-- start --
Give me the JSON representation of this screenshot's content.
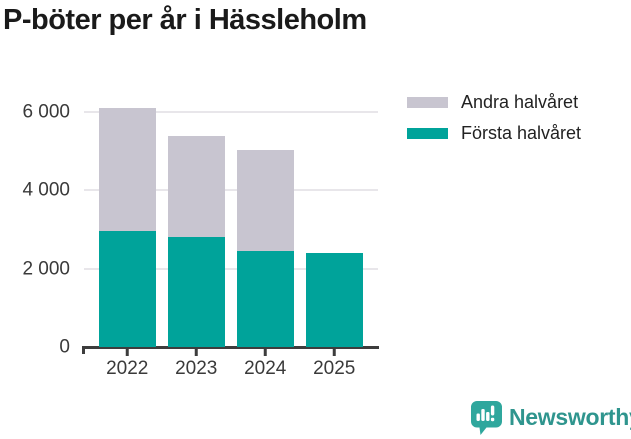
{
  "title": "P-böter per år i Hässleholm",
  "chart_data": {
    "type": "bar",
    "stacked": true,
    "title": "P-böter per år i Hässleholm",
    "categories": [
      "2022",
      "2023",
      "2024",
      "2025"
    ],
    "series": [
      {
        "name": "Första halvåret",
        "color": "#00a39a",
        "values": [
          2950,
          2800,
          2450,
          2400
        ]
      },
      {
        "name": "Andra halvåret",
        "color": "#c8c5d0",
        "values": [
          3150,
          2590,
          2580,
          0
        ]
      }
    ],
    "totals": [
      6100,
      5390,
      5030,
      2400
    ],
    "xlabel": "",
    "ylabel": "",
    "ylim": [
      0,
      6560
    ],
    "yticks": [
      0,
      2000,
      4000,
      6000
    ],
    "ytick_labels": [
      "0",
      "2 000",
      "4 000",
      "6 000"
    ],
    "grid": true,
    "legend_position": "top-right"
  },
  "legend": {
    "items": [
      {
        "label": "Andra halvåret",
        "color": "#c8c5d0"
      },
      {
        "label": "Första halvåret",
        "color": "#00a39a"
      }
    ]
  },
  "branding": {
    "name": "Newsworthy",
    "icon": "newsworthy-speech-bubble-chart-icon",
    "text_color": "#2f958e",
    "icon_color": "#2fa79d"
  },
  "colors": {
    "background": "#ffffff",
    "axis": "#3d3d3d",
    "gridline": "#e8e6ea",
    "tick_text": "#3a3a3a",
    "title_text": "#1a1a1a"
  }
}
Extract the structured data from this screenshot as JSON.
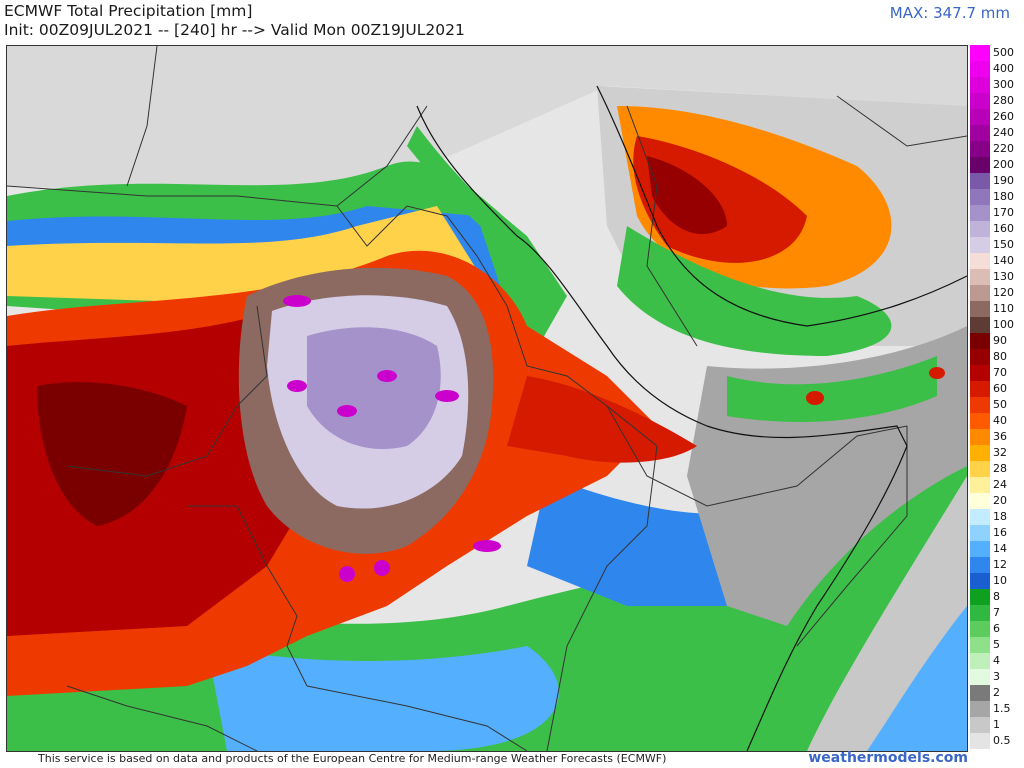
{
  "header": {
    "title_line1": "ECMWF Total Precipitation [mm]",
    "title_line2": "Init: 00Z09JUL2021 -- [240] hr --> Valid Mon 00Z19JUL2021",
    "max_label": "MAX: 347.7 mm"
  },
  "legend": {
    "items": [
      {
        "label": "500",
        "color": "#ff00ff"
      },
      {
        "label": "400",
        "color": "#ee00ee"
      },
      {
        "label": "300",
        "color": "#dd00dd"
      },
      {
        "label": "280",
        "color": "#cc00cc"
      },
      {
        "label": "260",
        "color": "#b800b8"
      },
      {
        "label": "240",
        "color": "#a000a0"
      },
      {
        "label": "220",
        "color": "#880088"
      },
      {
        "label": "200",
        "color": "#6a006a"
      },
      {
        "label": "190",
        "color": "#7a5aa8"
      },
      {
        "label": "180",
        "color": "#9077bb"
      },
      {
        "label": "170",
        "color": "#a592cb"
      },
      {
        "label": "160",
        "color": "#bfb3da"
      },
      {
        "label": "150",
        "color": "#d5cde6"
      },
      {
        "label": "140",
        "color": "#f5ded8"
      },
      {
        "label": "130",
        "color": "#dcbdb5"
      },
      {
        "label": "120",
        "color": "#bd9a91"
      },
      {
        "label": "110",
        "color": "#8c6a62"
      },
      {
        "label": "100",
        "color": "#5e3b34"
      },
      {
        "label": "90",
        "color": "#7a0000"
      },
      {
        "label": "80",
        "color": "#960000"
      },
      {
        "label": "70",
        "color": "#b40000"
      },
      {
        "label": "60",
        "color": "#d61a00"
      },
      {
        "label": "50",
        "color": "#ee3a00"
      },
      {
        "label": "40",
        "color": "#ff5a00"
      },
      {
        "label": "36",
        "color": "#ff8a00"
      },
      {
        "label": "32",
        "color": "#ffb000"
      },
      {
        "label": "28",
        "color": "#ffd24a"
      },
      {
        "label": "24",
        "color": "#fff09a"
      },
      {
        "label": "20",
        "color": "#ffffd9"
      },
      {
        "label": "18",
        "color": "#c4ecff"
      },
      {
        "label": "16",
        "color": "#8fd2ff"
      },
      {
        "label": "14",
        "color": "#55afff"
      },
      {
        "label": "12",
        "color": "#2f87ee"
      },
      {
        "label": "10",
        "color": "#1a5fd0"
      },
      {
        "label": "8",
        "color": "#0ea01e"
      },
      {
        "label": "7",
        "color": "#30b840"
      },
      {
        "label": "6",
        "color": "#5ccc5c"
      },
      {
        "label": "5",
        "color": "#8ee08a"
      },
      {
        "label": "4",
        "color": "#bff0b9"
      },
      {
        "label": "3",
        "color": "#e2fadf"
      },
      {
        "label": "2",
        "color": "#7a7a7a"
      },
      {
        "label": "1.5",
        "color": "#a6a6a6"
      },
      {
        "label": "1",
        "color": "#c8c8c8"
      },
      {
        "label": "0.5",
        "color": "#e4e4e4"
      }
    ]
  },
  "footer": {
    "attribution": "This service is based on data and products of the European Centre for Medium-range Weather Forecasts (ECMWF)",
    "site": "weathermodels.com"
  }
}
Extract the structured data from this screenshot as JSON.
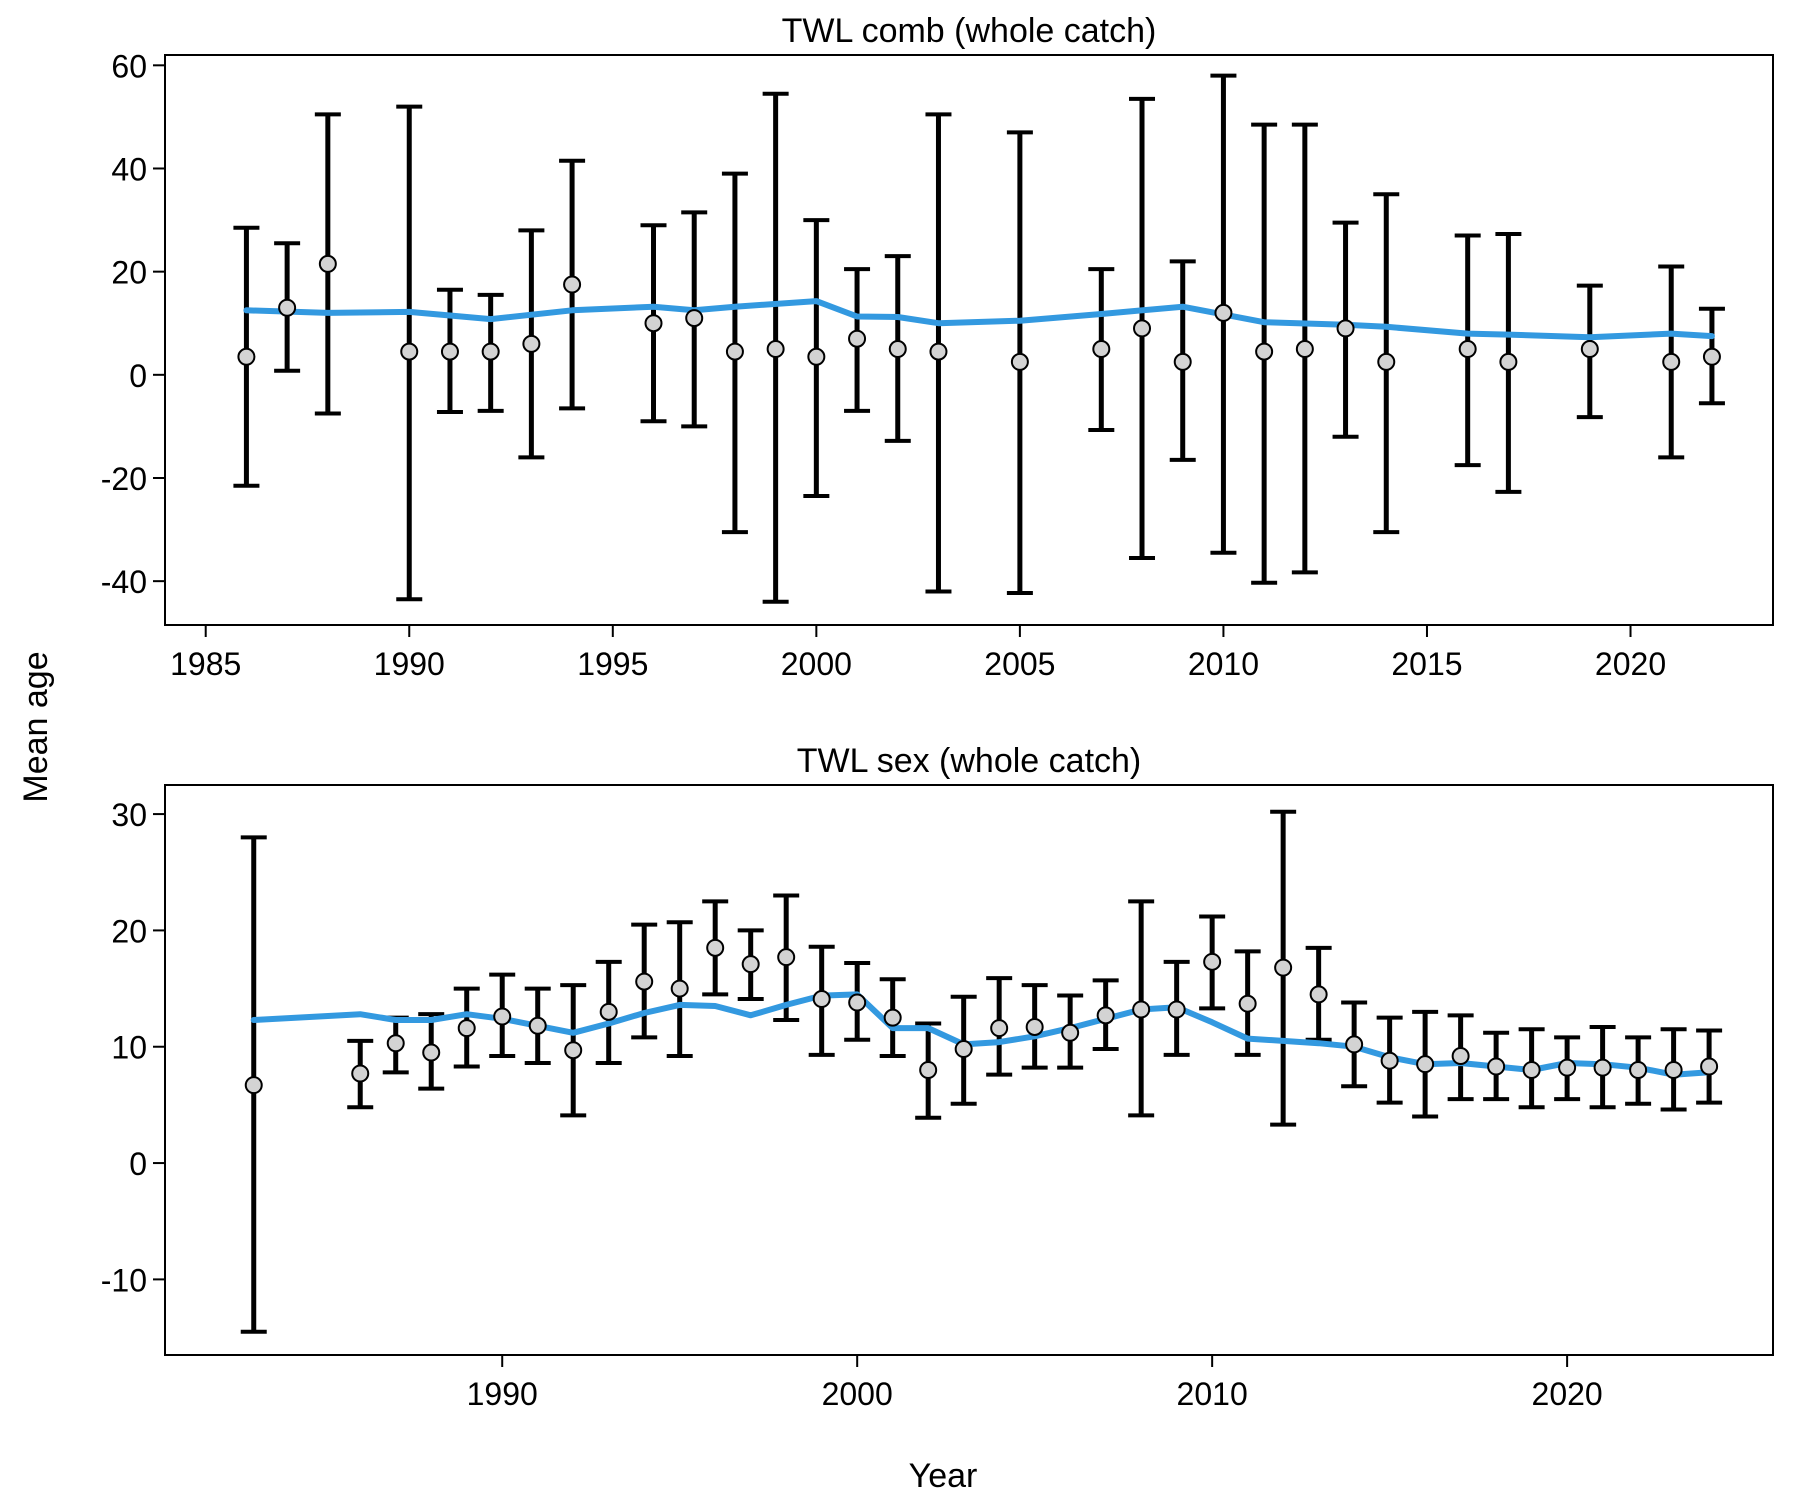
{
  "figure": {
    "ylabel": "Mean age",
    "xlabel": "Year"
  },
  "colors": {
    "errorbar": "#000000",
    "point_fill": "#d3d3d3",
    "point_stroke": "#000000",
    "expected_line": "#3399e0",
    "frame": "#000000"
  },
  "chart_data": [
    {
      "type": "scatter",
      "title": "TWL comb (whole catch)",
      "xlim": [
        1984,
        2023.5
      ],
      "ylim": [
        -48.5,
        62
      ],
      "xticks": [
        1985,
        1990,
        1995,
        2000,
        2005,
        2010,
        2015,
        2020
      ],
      "yticks": [
        -40,
        -20,
        0,
        20,
        40,
        60
      ],
      "x": [
        1986,
        1987,
        1988,
        1990,
        1991,
        1992,
        1993,
        1994,
        1996,
        1997,
        1998,
        1999,
        2000,
        2001,
        2002,
        2003,
        2005,
        2007,
        2008,
        2009,
        2010,
        2011,
        2012,
        2013,
        2014,
        2016,
        2017,
        2019,
        2021,
        2022
      ],
      "observed": [
        3.5,
        13,
        21.5,
        4.5,
        4.5,
        4.5,
        6,
        17.5,
        10,
        11,
        4.5,
        5,
        3.5,
        7,
        5,
        4.5,
        2.5,
        5,
        9,
        2.5,
        12,
        4.5,
        5,
        9,
        2.5,
        5,
        2.5,
        5,
        2.5,
        3.5
      ],
      "lower": [
        -21.5,
        0.8,
        -7.5,
        -43.5,
        -7.2,
        -7,
        -16,
        -6.5,
        -9,
        -10,
        -30.5,
        -44,
        -23.5,
        -7,
        -12.8,
        -42,
        -42.3,
        -10.7,
        -35.5,
        -16.5,
        -34.5,
        -40.3,
        -38.3,
        -12,
        -30.5,
        -17.5,
        -22.7,
        -8.2,
        -16,
        -5.5
      ],
      "upper": [
        28.5,
        25.5,
        50.5,
        52,
        16.5,
        15.5,
        28,
        41.5,
        29,
        31.5,
        39,
        54.5,
        30,
        20.5,
        23,
        50.5,
        47,
        20.5,
        53.5,
        22,
        58,
        48.5,
        48.5,
        29.5,
        35,
        27,
        27.3,
        17.3,
        21,
        12.8
      ],
      "expected_x": [
        1986,
        1988,
        1990,
        1992,
        1994,
        1996,
        1997,
        1998,
        2000,
        2001,
        2002,
        2003,
        2005,
        2007,
        2009,
        2011,
        2013,
        2014,
        2016,
        2017,
        2019,
        2021,
        2022
      ],
      "expected": [
        12.5,
        12,
        12.2,
        10.8,
        12.5,
        13.2,
        12.5,
        13.2,
        14.3,
        11.3,
        11.2,
        10,
        10.5,
        11.8,
        13.2,
        10.2,
        9.7,
        9.3,
        8,
        7.8,
        7.3,
        8,
        7.5
      ]
    },
    {
      "type": "scatter",
      "title": "TWL sex (whole catch)",
      "xlim": [
        1980.5,
        2025.8
      ],
      "ylim": [
        -16.5,
        32.5
      ],
      "xticks": [
        1990,
        2000,
        2010,
        2020
      ],
      "yticks": [
        -10,
        0,
        10,
        20,
        30
      ],
      "x": [
        1983,
        1986,
        1987,
        1988,
        1989,
        1990,
        1991,
        1992,
        1993,
        1994,
        1995,
        1996,
        1997,
        1998,
        1999,
        2000,
        2001,
        2002,
        2003,
        2004,
        2005,
        2006,
        2007,
        2008,
        2009,
        2010,
        2011,
        2012,
        2013,
        2014,
        2015,
        2016,
        2017,
        2018,
        2019,
        2020,
        2021,
        2022,
        2023,
        2024
      ],
      "observed": [
        6.7,
        7.7,
        10.3,
        9.5,
        11.6,
        12.6,
        11.8,
        9.7,
        13,
        15.6,
        15,
        18.5,
        17.1,
        17.7,
        14.1,
        13.8,
        12.5,
        8,
        9.8,
        11.6,
        11.7,
        11.2,
        12.7,
        13.2,
        13.2,
        17.3,
        13.7,
        16.8,
        14.5,
        10.2,
        8.8,
        8.5,
        9.2,
        8.3,
        8,
        8.2,
        8.2,
        8,
        8,
        8.3
      ],
      "lower": [
        -14.5,
        4.8,
        7.8,
        6.4,
        8.3,
        9.2,
        8.6,
        4.1,
        8.6,
        10.8,
        9.2,
        14.5,
        14.1,
        12.3,
        9.3,
        10.6,
        9.2,
        3.9,
        5.1,
        7.6,
        8.2,
        8.2,
        9.8,
        4.1,
        9.3,
        13.3,
        9.3,
        3.3,
        10.6,
        6.6,
        5.2,
        4,
        5.5,
        5.5,
        4.8,
        5.5,
        4.8,
        5.1,
        4.6,
        5.2
      ],
      "upper": [
        28,
        10.5,
        12.5,
        12.8,
        15,
        16.2,
        15,
        15.3,
        17.3,
        20.5,
        20.7,
        22.5,
        20,
        23,
        18.6,
        17.2,
        15.8,
        12,
        14.3,
        15.9,
        15.3,
        14.4,
        15.7,
        22.5,
        17.3,
        21.2,
        18.2,
        30.2,
        18.5,
        13.8,
        12.5,
        13,
        12.7,
        11.2,
        11.5,
        10.8,
        11.7,
        10.8,
        11.5,
        11.4
      ],
      "expected_x": [
        1983,
        1986,
        1987,
        1988,
        1989,
        1990,
        1991,
        1992,
        1993,
        1994,
        1995,
        1996,
        1997,
        1998,
        1999,
        2000,
        2001,
        2002,
        2003,
        2004,
        2005,
        2006,
        2007,
        2008,
        2009,
        2010,
        2011,
        2012,
        2013,
        2014,
        2015,
        2016,
        2017,
        2018,
        2019,
        2020,
        2021,
        2022,
        2023,
        2024
      ],
      "expected": [
        12.3,
        12.8,
        12.3,
        12.3,
        12.8,
        12.4,
        11.8,
        11.2,
        12,
        12.9,
        13.6,
        13.5,
        12.7,
        13.6,
        14.4,
        14.5,
        11.6,
        11.6,
        10.2,
        10.4,
        10.9,
        11.6,
        12.4,
        13.2,
        13.4,
        12.1,
        10.7,
        10.5,
        10.3,
        10,
        9.1,
        8.5,
        8.6,
        8.3,
        8,
        8.6,
        8.5,
        8.2,
        7.6,
        7.8
      ]
    }
  ]
}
-- end --
Written instruction: Copy down every line of the material above that includes the string "Första".

Correct result:
        "name": "Första halvåret",
        "label": "Första halvåret",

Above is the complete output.